Goal of the exercise:
Check each line of the listing, and copy it if it contains the word "Afum".

......

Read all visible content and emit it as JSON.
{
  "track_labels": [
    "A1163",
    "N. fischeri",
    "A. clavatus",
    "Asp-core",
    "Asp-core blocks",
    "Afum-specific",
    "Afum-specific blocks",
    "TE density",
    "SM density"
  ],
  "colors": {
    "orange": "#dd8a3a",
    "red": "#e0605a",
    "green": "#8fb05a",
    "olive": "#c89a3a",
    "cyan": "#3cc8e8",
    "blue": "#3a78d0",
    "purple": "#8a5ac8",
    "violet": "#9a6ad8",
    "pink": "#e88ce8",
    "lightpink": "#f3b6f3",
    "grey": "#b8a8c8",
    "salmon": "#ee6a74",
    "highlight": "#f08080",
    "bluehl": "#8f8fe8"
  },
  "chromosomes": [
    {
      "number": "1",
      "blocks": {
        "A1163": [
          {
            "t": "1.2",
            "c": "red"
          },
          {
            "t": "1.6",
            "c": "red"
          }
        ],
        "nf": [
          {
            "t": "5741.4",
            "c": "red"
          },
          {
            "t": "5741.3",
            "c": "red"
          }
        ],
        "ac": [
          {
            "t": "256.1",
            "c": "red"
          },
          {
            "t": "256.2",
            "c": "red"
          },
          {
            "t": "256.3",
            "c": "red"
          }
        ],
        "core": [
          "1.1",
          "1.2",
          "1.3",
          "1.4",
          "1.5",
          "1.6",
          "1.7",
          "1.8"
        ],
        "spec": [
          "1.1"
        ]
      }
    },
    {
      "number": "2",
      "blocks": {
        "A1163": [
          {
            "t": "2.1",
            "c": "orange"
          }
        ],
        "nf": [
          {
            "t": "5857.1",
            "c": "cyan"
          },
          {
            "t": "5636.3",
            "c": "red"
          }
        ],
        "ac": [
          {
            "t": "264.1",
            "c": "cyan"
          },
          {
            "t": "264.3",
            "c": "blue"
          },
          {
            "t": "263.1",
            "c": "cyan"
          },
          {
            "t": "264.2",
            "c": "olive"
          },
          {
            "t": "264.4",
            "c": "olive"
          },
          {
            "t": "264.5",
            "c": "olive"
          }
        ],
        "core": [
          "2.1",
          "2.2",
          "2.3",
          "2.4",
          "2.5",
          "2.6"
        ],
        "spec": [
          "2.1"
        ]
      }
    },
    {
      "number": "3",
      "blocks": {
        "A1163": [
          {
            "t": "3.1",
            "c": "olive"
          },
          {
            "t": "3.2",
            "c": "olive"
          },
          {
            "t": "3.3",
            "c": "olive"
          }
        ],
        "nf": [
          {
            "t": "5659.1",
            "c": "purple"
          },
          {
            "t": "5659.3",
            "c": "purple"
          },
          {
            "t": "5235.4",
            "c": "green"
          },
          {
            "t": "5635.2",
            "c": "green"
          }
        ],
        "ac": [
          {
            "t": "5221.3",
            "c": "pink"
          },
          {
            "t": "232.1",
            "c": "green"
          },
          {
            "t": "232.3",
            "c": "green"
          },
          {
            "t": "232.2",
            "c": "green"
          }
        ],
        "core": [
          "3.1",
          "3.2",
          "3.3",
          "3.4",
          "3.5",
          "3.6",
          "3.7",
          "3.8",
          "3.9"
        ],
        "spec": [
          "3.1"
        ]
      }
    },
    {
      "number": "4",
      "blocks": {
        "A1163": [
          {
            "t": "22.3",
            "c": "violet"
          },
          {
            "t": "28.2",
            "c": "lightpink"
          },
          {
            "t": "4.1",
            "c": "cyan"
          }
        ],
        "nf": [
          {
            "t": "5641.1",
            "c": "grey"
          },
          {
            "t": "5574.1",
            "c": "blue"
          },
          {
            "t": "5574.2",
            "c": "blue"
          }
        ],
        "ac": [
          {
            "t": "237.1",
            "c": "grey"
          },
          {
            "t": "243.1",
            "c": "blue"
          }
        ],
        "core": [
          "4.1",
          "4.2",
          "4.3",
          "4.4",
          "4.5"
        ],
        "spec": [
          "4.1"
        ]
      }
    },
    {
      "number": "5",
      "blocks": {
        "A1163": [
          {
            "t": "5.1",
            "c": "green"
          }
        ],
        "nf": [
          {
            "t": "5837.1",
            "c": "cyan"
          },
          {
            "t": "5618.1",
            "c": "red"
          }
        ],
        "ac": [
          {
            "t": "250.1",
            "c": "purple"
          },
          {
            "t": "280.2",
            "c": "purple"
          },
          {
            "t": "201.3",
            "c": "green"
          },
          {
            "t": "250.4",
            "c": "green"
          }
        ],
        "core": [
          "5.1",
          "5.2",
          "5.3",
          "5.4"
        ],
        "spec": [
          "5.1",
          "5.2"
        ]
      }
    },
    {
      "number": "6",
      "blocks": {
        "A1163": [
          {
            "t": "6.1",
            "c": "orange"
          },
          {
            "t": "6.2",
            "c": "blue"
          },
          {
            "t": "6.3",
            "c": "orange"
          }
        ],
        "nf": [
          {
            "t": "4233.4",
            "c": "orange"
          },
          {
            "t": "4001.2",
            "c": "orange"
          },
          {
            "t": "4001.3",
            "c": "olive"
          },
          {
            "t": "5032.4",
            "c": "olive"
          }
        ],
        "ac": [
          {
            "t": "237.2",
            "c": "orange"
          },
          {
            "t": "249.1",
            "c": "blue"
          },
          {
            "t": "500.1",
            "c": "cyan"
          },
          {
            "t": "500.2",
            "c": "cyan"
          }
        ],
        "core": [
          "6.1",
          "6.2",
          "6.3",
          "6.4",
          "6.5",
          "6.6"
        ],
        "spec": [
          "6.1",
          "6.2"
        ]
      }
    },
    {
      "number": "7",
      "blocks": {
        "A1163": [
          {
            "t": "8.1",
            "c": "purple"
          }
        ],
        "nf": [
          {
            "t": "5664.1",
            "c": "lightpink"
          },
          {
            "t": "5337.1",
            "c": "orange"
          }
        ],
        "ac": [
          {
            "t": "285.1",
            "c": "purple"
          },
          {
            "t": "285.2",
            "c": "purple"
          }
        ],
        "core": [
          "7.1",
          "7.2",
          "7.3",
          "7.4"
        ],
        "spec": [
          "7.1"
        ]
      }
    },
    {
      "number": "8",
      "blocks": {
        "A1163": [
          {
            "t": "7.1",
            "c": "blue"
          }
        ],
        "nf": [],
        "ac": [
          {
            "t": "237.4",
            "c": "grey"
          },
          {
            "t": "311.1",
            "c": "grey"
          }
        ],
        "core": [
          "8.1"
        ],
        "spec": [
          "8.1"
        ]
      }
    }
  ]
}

......

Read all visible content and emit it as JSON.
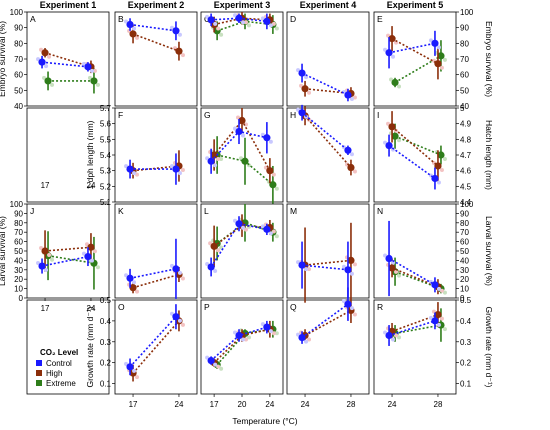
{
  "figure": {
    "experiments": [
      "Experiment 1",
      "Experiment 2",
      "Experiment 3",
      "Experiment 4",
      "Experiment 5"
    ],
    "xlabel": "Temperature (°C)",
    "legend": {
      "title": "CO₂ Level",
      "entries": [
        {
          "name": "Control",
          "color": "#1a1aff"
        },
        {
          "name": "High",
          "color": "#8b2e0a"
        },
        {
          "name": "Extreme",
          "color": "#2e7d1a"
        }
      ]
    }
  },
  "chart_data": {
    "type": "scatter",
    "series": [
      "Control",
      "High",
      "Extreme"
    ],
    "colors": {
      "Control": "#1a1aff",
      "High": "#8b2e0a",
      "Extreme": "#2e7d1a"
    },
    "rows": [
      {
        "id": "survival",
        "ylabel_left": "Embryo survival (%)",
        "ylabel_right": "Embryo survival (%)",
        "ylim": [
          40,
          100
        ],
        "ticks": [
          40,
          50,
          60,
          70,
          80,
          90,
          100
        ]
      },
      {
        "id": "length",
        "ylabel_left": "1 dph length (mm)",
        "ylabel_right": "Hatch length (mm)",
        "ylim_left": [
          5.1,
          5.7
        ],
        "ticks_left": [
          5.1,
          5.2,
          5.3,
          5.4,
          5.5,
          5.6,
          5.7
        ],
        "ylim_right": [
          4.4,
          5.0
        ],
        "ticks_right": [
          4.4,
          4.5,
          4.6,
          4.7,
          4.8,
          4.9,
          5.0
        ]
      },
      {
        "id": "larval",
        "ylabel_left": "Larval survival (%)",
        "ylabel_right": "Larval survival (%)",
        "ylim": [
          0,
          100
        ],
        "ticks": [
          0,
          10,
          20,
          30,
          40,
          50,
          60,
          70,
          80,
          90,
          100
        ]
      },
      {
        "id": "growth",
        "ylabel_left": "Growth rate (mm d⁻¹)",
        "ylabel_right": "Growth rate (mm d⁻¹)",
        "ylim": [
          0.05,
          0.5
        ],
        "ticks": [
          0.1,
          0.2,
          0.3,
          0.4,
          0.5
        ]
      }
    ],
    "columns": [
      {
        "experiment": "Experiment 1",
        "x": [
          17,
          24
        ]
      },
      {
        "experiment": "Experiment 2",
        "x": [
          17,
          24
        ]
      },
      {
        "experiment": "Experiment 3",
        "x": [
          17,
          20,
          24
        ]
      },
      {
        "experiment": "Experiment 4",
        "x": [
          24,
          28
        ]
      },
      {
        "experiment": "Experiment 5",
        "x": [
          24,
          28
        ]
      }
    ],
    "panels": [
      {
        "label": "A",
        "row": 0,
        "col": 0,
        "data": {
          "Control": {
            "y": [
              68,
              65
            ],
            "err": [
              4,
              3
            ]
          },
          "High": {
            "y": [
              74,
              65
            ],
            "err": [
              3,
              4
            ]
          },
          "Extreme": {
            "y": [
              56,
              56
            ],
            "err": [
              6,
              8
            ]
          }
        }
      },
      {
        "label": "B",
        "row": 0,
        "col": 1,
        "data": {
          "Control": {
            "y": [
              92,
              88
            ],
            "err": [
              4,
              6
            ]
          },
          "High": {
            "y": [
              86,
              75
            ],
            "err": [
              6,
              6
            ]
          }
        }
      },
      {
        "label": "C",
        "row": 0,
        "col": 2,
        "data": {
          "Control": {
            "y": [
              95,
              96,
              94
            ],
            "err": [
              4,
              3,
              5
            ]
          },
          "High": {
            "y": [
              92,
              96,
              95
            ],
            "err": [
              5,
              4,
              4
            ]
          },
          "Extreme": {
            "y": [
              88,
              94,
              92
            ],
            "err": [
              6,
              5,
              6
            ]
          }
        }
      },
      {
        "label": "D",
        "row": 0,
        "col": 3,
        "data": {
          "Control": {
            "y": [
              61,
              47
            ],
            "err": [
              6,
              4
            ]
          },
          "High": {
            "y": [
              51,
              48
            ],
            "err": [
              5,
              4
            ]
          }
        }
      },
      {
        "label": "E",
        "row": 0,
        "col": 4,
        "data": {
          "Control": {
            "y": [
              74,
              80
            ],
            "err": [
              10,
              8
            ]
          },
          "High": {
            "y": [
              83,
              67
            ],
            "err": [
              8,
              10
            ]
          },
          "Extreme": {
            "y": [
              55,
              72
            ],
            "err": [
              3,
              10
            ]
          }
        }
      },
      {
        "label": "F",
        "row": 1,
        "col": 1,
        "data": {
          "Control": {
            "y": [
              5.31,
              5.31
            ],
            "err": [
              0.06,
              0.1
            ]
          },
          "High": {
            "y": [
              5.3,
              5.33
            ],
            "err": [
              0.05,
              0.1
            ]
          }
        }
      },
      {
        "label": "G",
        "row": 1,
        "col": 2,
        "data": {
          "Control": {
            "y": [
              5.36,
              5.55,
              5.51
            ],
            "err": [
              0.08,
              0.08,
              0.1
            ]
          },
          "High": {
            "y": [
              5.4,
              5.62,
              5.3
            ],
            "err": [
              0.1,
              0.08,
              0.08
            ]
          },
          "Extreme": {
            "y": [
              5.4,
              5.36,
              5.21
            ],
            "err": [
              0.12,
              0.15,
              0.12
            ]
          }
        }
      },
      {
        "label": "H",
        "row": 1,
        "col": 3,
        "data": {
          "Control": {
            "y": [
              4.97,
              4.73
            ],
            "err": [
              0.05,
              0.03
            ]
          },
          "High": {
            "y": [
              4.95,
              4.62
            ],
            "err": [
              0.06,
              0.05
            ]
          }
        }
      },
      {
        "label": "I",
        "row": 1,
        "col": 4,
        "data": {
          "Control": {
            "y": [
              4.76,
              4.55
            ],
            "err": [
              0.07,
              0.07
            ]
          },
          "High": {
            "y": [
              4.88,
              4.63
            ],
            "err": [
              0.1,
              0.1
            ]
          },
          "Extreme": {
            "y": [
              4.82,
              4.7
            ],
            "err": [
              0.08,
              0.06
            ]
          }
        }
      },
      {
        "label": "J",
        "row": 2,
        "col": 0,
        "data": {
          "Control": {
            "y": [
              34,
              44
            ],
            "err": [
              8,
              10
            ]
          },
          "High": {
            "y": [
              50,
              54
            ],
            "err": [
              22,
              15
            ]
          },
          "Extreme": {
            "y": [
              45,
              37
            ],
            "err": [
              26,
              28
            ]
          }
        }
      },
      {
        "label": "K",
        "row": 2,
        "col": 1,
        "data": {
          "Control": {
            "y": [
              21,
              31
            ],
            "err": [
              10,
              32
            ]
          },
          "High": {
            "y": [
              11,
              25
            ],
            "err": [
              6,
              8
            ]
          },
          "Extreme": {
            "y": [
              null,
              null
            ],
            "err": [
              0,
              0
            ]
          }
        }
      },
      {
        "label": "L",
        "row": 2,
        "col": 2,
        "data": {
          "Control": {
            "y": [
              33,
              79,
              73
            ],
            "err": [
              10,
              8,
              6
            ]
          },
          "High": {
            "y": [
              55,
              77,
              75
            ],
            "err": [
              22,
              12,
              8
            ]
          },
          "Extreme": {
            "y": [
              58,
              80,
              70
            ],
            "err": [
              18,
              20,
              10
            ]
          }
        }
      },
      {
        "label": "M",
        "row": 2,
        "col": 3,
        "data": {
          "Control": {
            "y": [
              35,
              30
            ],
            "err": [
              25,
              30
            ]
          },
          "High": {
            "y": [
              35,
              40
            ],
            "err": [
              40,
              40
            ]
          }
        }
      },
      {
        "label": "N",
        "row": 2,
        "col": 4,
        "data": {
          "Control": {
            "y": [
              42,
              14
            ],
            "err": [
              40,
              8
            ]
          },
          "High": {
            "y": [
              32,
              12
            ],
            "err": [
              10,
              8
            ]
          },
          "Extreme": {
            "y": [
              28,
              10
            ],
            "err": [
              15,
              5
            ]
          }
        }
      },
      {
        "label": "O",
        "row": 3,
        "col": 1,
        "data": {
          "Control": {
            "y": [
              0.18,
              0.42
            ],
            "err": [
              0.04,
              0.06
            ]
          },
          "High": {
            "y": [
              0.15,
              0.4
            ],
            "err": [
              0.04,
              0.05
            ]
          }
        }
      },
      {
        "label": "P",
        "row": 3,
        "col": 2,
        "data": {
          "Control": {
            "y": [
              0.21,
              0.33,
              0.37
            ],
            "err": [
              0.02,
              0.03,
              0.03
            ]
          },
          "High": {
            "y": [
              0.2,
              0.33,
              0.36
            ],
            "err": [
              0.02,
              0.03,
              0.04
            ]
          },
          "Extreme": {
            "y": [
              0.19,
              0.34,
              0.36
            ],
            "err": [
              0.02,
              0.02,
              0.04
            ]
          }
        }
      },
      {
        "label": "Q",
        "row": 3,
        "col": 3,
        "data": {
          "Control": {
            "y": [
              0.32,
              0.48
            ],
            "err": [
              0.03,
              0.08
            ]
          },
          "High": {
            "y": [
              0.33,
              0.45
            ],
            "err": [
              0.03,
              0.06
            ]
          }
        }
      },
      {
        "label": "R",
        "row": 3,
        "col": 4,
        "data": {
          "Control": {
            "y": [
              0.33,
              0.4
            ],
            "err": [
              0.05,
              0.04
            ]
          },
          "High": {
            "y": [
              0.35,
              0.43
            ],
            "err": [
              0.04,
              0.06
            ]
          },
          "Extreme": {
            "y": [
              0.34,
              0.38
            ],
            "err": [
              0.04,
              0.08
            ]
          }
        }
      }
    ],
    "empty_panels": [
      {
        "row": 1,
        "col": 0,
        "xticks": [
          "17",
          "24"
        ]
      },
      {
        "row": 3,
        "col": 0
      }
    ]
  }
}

......

Finished answer:
    "Afum-specific",
    "Afum-specific blocks",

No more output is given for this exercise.